**Prompt**. Omit the pictures and output every entry below exactly as written.
==============================
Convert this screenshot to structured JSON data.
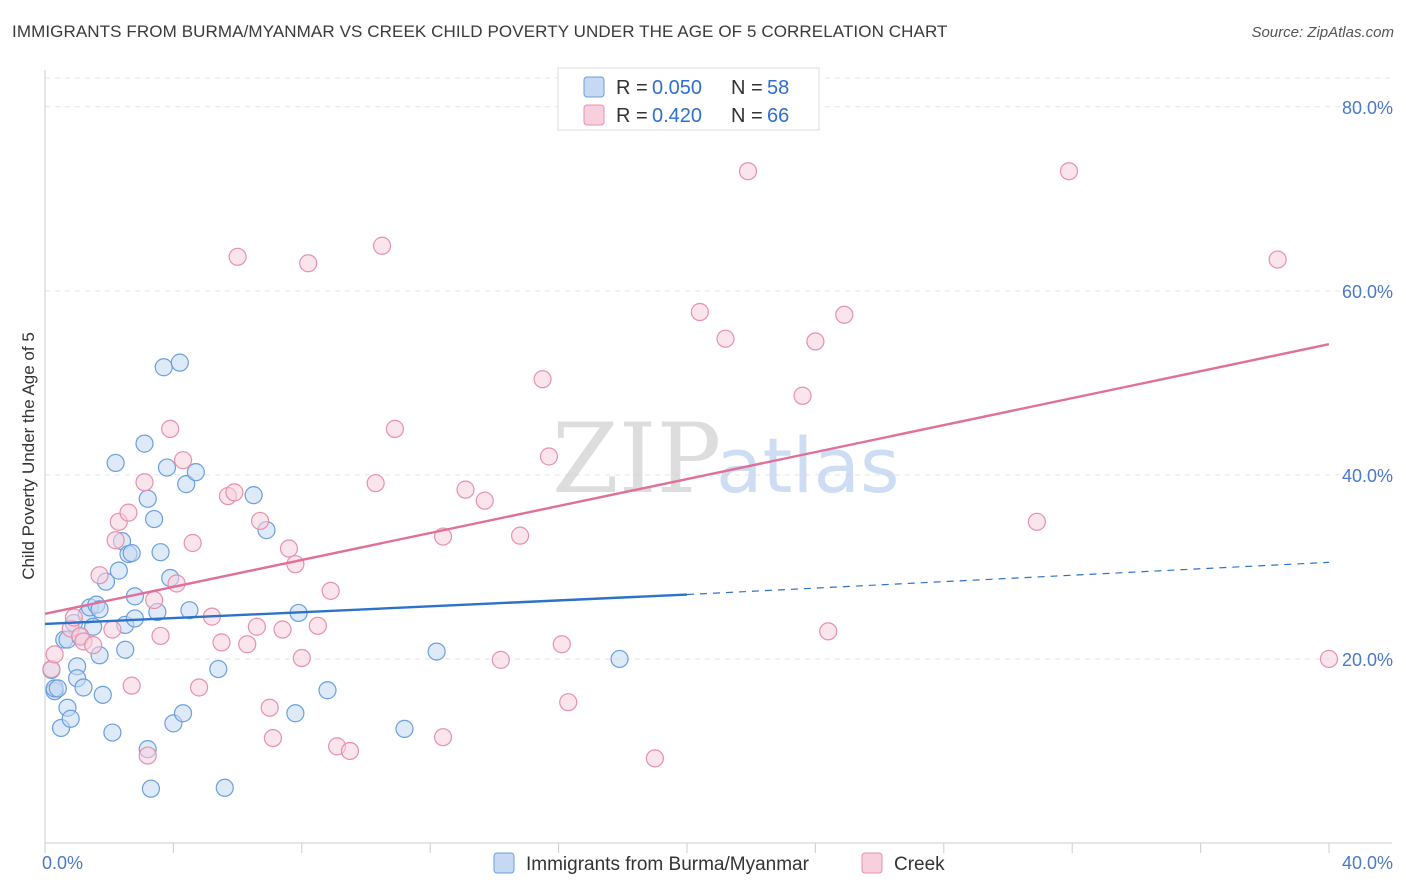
{
  "header": {
    "title": "IMMIGRANTS FROM BURMA/MYANMAR VS CREEK CHILD POVERTY UNDER THE AGE OF 5 CORRELATION CHART",
    "source": "Source: ZipAtlas.com"
  },
  "watermark": {
    "zip": "ZIP",
    "atlas": "atlas"
  },
  "chart_data": {
    "type": "scatter",
    "title": "IMMIGRANTS FROM BURMA/MYANMAR VS CREEK CHILD POVERTY UNDER THE AGE OF 5 CORRELATION CHART",
    "xlabel": "",
    "ylabel": "Child Poverty Under the Age of 5",
    "xlim": [
      0,
      40
    ],
    "ylim": [
      0,
      84
    ],
    "x_tick_labels": [
      "0.0%",
      "40.0%"
    ],
    "y_ticks": [
      20,
      40,
      60,
      80
    ],
    "y_tick_labels": [
      "20.0%",
      "40.0%",
      "60.0%",
      "80.0%"
    ],
    "grid": true,
    "legend_placement": "top-center",
    "stats": [
      {
        "r_label": "R =",
        "r": "0.050",
        "n_label": "N =",
        "n": "58"
      },
      {
        "r_label": "R =",
        "r": "0.420",
        "n_label": "N =",
        "n": "66"
      }
    ],
    "series": [
      {
        "name": "Immigrants from Burma/Myanmar",
        "color": "#6a9fe0",
        "fill": "#c5d9f3",
        "line_color": "#2d72c9",
        "trend": {
          "x0": 0,
          "y0": 23.8,
          "x1": 20,
          "y1": 27.0,
          "dash_to_x": 40,
          "dash_to_y": 30.5
        },
        "points": [
          [
            0.2,
            18.8
          ],
          [
            0.3,
            16.5
          ],
          [
            0.3,
            16.8
          ],
          [
            0.4,
            16.8
          ],
          [
            0.5,
            12.5
          ],
          [
            0.6,
            22.1
          ],
          [
            0.7,
            22.1
          ],
          [
            0.7,
            14.7
          ],
          [
            0.8,
            13.5
          ],
          [
            0.9,
            23.9
          ],
          [
            1.0,
            19.2
          ],
          [
            1.0,
            17.9
          ],
          [
            1.1,
            22.4
          ],
          [
            1.2,
            16.9
          ],
          [
            1.3,
            24.8
          ],
          [
            1.4,
            25.6
          ],
          [
            1.5,
            23.5
          ],
          [
            1.6,
            25.9
          ],
          [
            1.7,
            25.4
          ],
          [
            1.7,
            20.4
          ],
          [
            1.8,
            16.1
          ],
          [
            1.9,
            28.4
          ],
          [
            2.1,
            12.0
          ],
          [
            2.2,
            41.3
          ],
          [
            2.3,
            29.6
          ],
          [
            2.4,
            32.8
          ],
          [
            2.5,
            21.0
          ],
          [
            2.5,
            23.7
          ],
          [
            2.6,
            31.4
          ],
          [
            2.7,
            31.5
          ],
          [
            2.8,
            24.4
          ],
          [
            2.8,
            26.8
          ],
          [
            3.1,
            43.4
          ],
          [
            3.2,
            37.4
          ],
          [
            3.2,
            10.2
          ],
          [
            3.3,
            5.9
          ],
          [
            3.4,
            35.2
          ],
          [
            3.5,
            25.1
          ],
          [
            3.6,
            31.6
          ],
          [
            3.7,
            51.7
          ],
          [
            3.8,
            40.8
          ],
          [
            3.9,
            28.8
          ],
          [
            4.0,
            13.0
          ],
          [
            4.2,
            52.2
          ],
          [
            4.3,
            14.1
          ],
          [
            4.4,
            39.0
          ],
          [
            4.5,
            25.3
          ],
          [
            4.7,
            40.3
          ],
          [
            5.4,
            18.9
          ],
          [
            5.6,
            6.0
          ],
          [
            6.5,
            37.8
          ],
          [
            6.9,
            34.0
          ],
          [
            7.8,
            14.1
          ],
          [
            7.9,
            25.0
          ],
          [
            8.8,
            16.6
          ],
          [
            11.2,
            12.4
          ],
          [
            12.2,
            20.8
          ],
          [
            17.9,
            20.0
          ]
        ]
      },
      {
        "name": "Creek",
        "color": "#e890ab",
        "fill": "#f8cfdc",
        "line_color": "#e0709a",
        "trend": {
          "x0": 0,
          "y0": 24.9,
          "x1": 40,
          "y1": 54.2
        },
        "points": [
          [
            0.2,
            18.9
          ],
          [
            0.3,
            20.5
          ],
          [
            0.8,
            23.3
          ],
          [
            0.9,
            24.5
          ],
          [
            1.1,
            22.5
          ],
          [
            1.2,
            21.9
          ],
          [
            1.5,
            21.5
          ],
          [
            1.7,
            29.1
          ],
          [
            2.1,
            23.2
          ],
          [
            2.2,
            32.9
          ],
          [
            2.3,
            34.9
          ],
          [
            2.6,
            35.9
          ],
          [
            2.7,
            17.1
          ],
          [
            3.1,
            39.2
          ],
          [
            3.2,
            9.5
          ],
          [
            3.4,
            26.4
          ],
          [
            3.6,
            22.5
          ],
          [
            3.9,
            45.0
          ],
          [
            4.1,
            28.2
          ],
          [
            4.3,
            41.6
          ],
          [
            4.6,
            32.6
          ],
          [
            4.8,
            16.9
          ],
          [
            5.2,
            24.6
          ],
          [
            5.5,
            21.8
          ],
          [
            5.7,
            37.7
          ],
          [
            5.9,
            38.1
          ],
          [
            6.0,
            63.7
          ],
          [
            6.3,
            21.6
          ],
          [
            6.6,
            23.5
          ],
          [
            6.7,
            35.0
          ],
          [
            7.0,
            14.7
          ],
          [
            7.1,
            11.4
          ],
          [
            7.4,
            23.2
          ],
          [
            7.6,
            32.0
          ],
          [
            7.8,
            30.3
          ],
          [
            8.0,
            20.1
          ],
          [
            8.2,
            63.0
          ],
          [
            8.5,
            23.6
          ],
          [
            8.9,
            27.4
          ],
          [
            9.1,
            10.5
          ],
          [
            9.5,
            10.0
          ],
          [
            10.3,
            39.1
          ],
          [
            10.5,
            64.9
          ],
          [
            10.9,
            45.0
          ],
          [
            12.4,
            11.5
          ],
          [
            12.4,
            33.3
          ],
          [
            13.1,
            38.4
          ],
          [
            13.7,
            37.2
          ],
          [
            14.2,
            19.9
          ],
          [
            14.8,
            33.4
          ],
          [
            15.5,
            50.4
          ],
          [
            15.7,
            42.0
          ],
          [
            16.1,
            21.6
          ],
          [
            16.3,
            15.3
          ],
          [
            19.0,
            9.2
          ],
          [
            20.4,
            57.7
          ],
          [
            21.2,
            54.8
          ],
          [
            21.9,
            73.0
          ],
          [
            23.6,
            48.6
          ],
          [
            24.0,
            54.5
          ],
          [
            24.4,
            23.0
          ],
          [
            24.9,
            57.4
          ],
          [
            30.9,
            34.9
          ],
          [
            31.9,
            73.0
          ],
          [
            38.4,
            63.4
          ],
          [
            40.0,
            20.0
          ]
        ]
      }
    ]
  }
}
==============================
**Solution**.
Convert this screenshot to structured JSON data.
{
  "header": {
    "title": "IMMIGRANTS FROM BURMA/MYANMAR VS CREEK CHILD POVERTY UNDER THE AGE OF 5 CORRELATION CHART",
    "source": "Source: ZipAtlas.com"
  },
  "watermark": {
    "zip": "ZIP",
    "atlas": "atlas"
  },
  "chart_data": {
    "type": "scatter",
    "title": "IMMIGRANTS FROM BURMA/MYANMAR VS CREEK CHILD POVERTY UNDER THE AGE OF 5 CORRELATION CHART",
    "xlabel": "",
    "ylabel": "Child Poverty Under the Age of 5",
    "xlim": [
      0,
      40
    ],
    "ylim": [
      0,
      84
    ],
    "x_tick_labels": [
      "0.0%",
      "40.0%"
    ],
    "y_ticks": [
      20,
      40,
      60,
      80
    ],
    "y_tick_labels": [
      "20.0%",
      "40.0%",
      "60.0%",
      "80.0%"
    ],
    "grid": true,
    "legend_placement": "top-center",
    "stats": [
      {
        "r_label": "R =",
        "r": "0.050",
        "n_label": "N =",
        "n": "58"
      },
      {
        "r_label": "R =",
        "r": "0.420",
        "n_label": "N =",
        "n": "66"
      }
    ],
    "series": [
      {
        "name": "Immigrants from Burma/Myanmar",
        "color": "#6a9fe0",
        "fill": "#c5d9f3",
        "line_color": "#2d72c9",
        "trend": {
          "x0": 0,
          "y0": 23.8,
          "x1": 20,
          "y1": 27.0,
          "dash_to_x": 40,
          "dash_to_y": 30.5
        },
        "points": [
          [
            0.2,
            18.8
          ],
          [
            0.3,
            16.5
          ],
          [
            0.3,
            16.8
          ],
          [
            0.4,
            16.8
          ],
          [
            0.5,
            12.5
          ],
          [
            0.6,
            22.1
          ],
          [
            0.7,
            22.1
          ],
          [
            0.7,
            14.7
          ],
          [
            0.8,
            13.5
          ],
          [
            0.9,
            23.9
          ],
          [
            1.0,
            19.2
          ],
          [
            1.0,
            17.9
          ],
          [
            1.1,
            22.4
          ],
          [
            1.2,
            16.9
          ],
          [
            1.3,
            24.8
          ],
          [
            1.4,
            25.6
          ],
          [
            1.5,
            23.5
          ],
          [
            1.6,
            25.9
          ],
          [
            1.7,
            25.4
          ],
          [
            1.7,
            20.4
          ],
          [
            1.8,
            16.1
          ],
          [
            1.9,
            28.4
          ],
          [
            2.1,
            12.0
          ],
          [
            2.2,
            41.3
          ],
          [
            2.3,
            29.6
          ],
          [
            2.4,
            32.8
          ],
          [
            2.5,
            21.0
          ],
          [
            2.5,
            23.7
          ],
          [
            2.6,
            31.4
          ],
          [
            2.7,
            31.5
          ],
          [
            2.8,
            24.4
          ],
          [
            2.8,
            26.8
          ],
          [
            3.1,
            43.4
          ],
          [
            3.2,
            37.4
          ],
          [
            3.2,
            10.2
          ],
          [
            3.3,
            5.9
          ],
          [
            3.4,
            35.2
          ],
          [
            3.5,
            25.1
          ],
          [
            3.6,
            31.6
          ],
          [
            3.7,
            51.7
          ],
          [
            3.8,
            40.8
          ],
          [
            3.9,
            28.8
          ],
          [
            4.0,
            13.0
          ],
          [
            4.2,
            52.2
          ],
          [
            4.3,
            14.1
          ],
          [
            4.4,
            39.0
          ],
          [
            4.5,
            25.3
          ],
          [
            4.7,
            40.3
          ],
          [
            5.4,
            18.9
          ],
          [
            5.6,
            6.0
          ],
          [
            6.5,
            37.8
          ],
          [
            6.9,
            34.0
          ],
          [
            7.8,
            14.1
          ],
          [
            7.9,
            25.0
          ],
          [
            8.8,
            16.6
          ],
          [
            11.2,
            12.4
          ],
          [
            12.2,
            20.8
          ],
          [
            17.9,
            20.0
          ]
        ]
      },
      {
        "name": "Creek",
        "color": "#e890ab",
        "fill": "#f8cfdc",
        "line_color": "#e0709a",
        "trend": {
          "x0": 0,
          "y0": 24.9,
          "x1": 40,
          "y1": 54.2
        },
        "points": [
          [
            0.2,
            18.9
          ],
          [
            0.3,
            20.5
          ],
          [
            0.8,
            23.3
          ],
          [
            0.9,
            24.5
          ],
          [
            1.1,
            22.5
          ],
          [
            1.2,
            21.9
          ],
          [
            1.5,
            21.5
          ],
          [
            1.7,
            29.1
          ],
          [
            2.1,
            23.2
          ],
          [
            2.2,
            32.9
          ],
          [
            2.3,
            34.9
          ],
          [
            2.6,
            35.9
          ],
          [
            2.7,
            17.1
          ],
          [
            3.1,
            39.2
          ],
          [
            3.2,
            9.5
          ],
          [
            3.4,
            26.4
          ],
          [
            3.6,
            22.5
          ],
          [
            3.9,
            45.0
          ],
          [
            4.1,
            28.2
          ],
          [
            4.3,
            41.6
          ],
          [
            4.6,
            32.6
          ],
          [
            4.8,
            16.9
          ],
          [
            5.2,
            24.6
          ],
          [
            5.5,
            21.8
          ],
          [
            5.7,
            37.7
          ],
          [
            5.9,
            38.1
          ],
          [
            6.0,
            63.7
          ],
          [
            6.3,
            21.6
          ],
          [
            6.6,
            23.5
          ],
          [
            6.7,
            35.0
          ],
          [
            7.0,
            14.7
          ],
          [
            7.1,
            11.4
          ],
          [
            7.4,
            23.2
          ],
          [
            7.6,
            32.0
          ],
          [
            7.8,
            30.3
          ],
          [
            8.0,
            20.1
          ],
          [
            8.2,
            63.0
          ],
          [
            8.5,
            23.6
          ],
          [
            8.9,
            27.4
          ],
          [
            9.1,
            10.5
          ],
          [
            9.5,
            10.0
          ],
          [
            10.3,
            39.1
          ],
          [
            10.5,
            64.9
          ],
          [
            10.9,
            45.0
          ],
          [
            12.4,
            11.5
          ],
          [
            12.4,
            33.3
          ],
          [
            13.1,
            38.4
          ],
          [
            13.7,
            37.2
          ],
          [
            14.2,
            19.9
          ],
          [
            14.8,
            33.4
          ],
          [
            15.5,
            50.4
          ],
          [
            15.7,
            42.0
          ],
          [
            16.1,
            21.6
          ],
          [
            16.3,
            15.3
          ],
          [
            19.0,
            9.2
          ],
          [
            20.4,
            57.7
          ],
          [
            21.2,
            54.8
          ],
          [
            21.9,
            73.0
          ],
          [
            23.6,
            48.6
          ],
          [
            24.0,
            54.5
          ],
          [
            24.4,
            23.0
          ],
          [
            24.9,
            57.4
          ],
          [
            30.9,
            34.9
          ],
          [
            31.9,
            73.0
          ],
          [
            38.4,
            63.4
          ],
          [
            40.0,
            20.0
          ]
        ]
      }
    ]
  }
}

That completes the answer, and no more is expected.